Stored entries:
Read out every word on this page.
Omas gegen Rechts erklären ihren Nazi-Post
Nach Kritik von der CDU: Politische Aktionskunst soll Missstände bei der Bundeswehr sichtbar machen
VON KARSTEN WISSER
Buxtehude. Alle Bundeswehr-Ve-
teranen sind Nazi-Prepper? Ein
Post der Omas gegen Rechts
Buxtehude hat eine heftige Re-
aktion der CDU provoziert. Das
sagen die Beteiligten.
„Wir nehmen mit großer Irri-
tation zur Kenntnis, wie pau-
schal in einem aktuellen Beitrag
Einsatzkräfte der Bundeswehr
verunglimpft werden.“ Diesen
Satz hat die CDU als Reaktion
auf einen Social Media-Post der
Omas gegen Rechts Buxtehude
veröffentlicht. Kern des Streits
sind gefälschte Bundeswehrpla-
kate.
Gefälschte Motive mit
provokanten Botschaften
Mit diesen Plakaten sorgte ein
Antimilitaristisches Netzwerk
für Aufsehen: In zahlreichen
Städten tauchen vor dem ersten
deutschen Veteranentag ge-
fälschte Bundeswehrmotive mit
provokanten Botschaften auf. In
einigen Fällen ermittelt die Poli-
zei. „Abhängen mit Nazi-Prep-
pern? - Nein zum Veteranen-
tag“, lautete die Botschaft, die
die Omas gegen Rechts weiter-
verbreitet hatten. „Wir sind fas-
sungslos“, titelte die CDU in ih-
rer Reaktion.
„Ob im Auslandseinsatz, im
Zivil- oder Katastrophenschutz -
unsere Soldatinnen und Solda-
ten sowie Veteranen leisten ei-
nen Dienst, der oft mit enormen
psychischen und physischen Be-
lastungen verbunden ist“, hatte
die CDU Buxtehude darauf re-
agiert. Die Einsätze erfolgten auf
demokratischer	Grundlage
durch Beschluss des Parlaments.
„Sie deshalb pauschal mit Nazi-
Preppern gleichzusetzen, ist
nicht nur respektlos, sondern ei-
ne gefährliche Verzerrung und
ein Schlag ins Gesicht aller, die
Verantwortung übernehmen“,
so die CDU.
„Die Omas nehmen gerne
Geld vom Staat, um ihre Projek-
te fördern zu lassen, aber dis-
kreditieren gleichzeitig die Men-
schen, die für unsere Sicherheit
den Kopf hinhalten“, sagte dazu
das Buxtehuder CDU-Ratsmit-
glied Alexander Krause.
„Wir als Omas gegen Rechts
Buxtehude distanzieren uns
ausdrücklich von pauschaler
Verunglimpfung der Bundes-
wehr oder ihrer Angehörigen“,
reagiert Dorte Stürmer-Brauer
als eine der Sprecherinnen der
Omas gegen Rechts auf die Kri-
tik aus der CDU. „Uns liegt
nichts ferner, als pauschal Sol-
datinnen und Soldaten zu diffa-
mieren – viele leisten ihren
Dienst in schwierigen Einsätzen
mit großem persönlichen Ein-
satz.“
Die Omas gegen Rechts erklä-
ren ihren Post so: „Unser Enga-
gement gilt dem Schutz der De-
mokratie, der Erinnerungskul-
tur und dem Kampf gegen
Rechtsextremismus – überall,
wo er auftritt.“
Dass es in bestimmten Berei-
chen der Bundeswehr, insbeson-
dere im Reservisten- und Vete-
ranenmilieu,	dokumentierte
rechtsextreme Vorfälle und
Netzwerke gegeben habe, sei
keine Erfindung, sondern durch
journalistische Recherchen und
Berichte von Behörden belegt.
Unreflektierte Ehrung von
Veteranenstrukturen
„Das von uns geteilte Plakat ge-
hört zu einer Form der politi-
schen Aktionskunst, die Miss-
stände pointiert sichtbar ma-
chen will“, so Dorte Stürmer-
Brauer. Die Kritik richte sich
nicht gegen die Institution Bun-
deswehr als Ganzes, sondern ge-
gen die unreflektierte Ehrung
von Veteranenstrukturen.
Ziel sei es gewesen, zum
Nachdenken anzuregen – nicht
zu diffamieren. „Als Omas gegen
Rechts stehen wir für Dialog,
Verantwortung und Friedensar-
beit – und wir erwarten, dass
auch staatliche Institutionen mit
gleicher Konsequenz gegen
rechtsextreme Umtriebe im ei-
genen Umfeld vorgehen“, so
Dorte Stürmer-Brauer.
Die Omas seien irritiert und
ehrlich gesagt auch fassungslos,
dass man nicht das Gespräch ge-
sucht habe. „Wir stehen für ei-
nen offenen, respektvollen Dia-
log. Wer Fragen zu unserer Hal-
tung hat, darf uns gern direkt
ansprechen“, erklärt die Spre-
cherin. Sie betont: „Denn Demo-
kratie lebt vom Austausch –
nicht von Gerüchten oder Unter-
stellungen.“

WRITTEN REQUEST = Read through the entries and copy each line in which "Kritik" appears.

PROBLEM SOLUTION =
Nach Kritik von der CDU: Politische Aktionskunst soll Missstände bei der Bundeswehr sichtbar machen
Brauer. Die Kritik richte sich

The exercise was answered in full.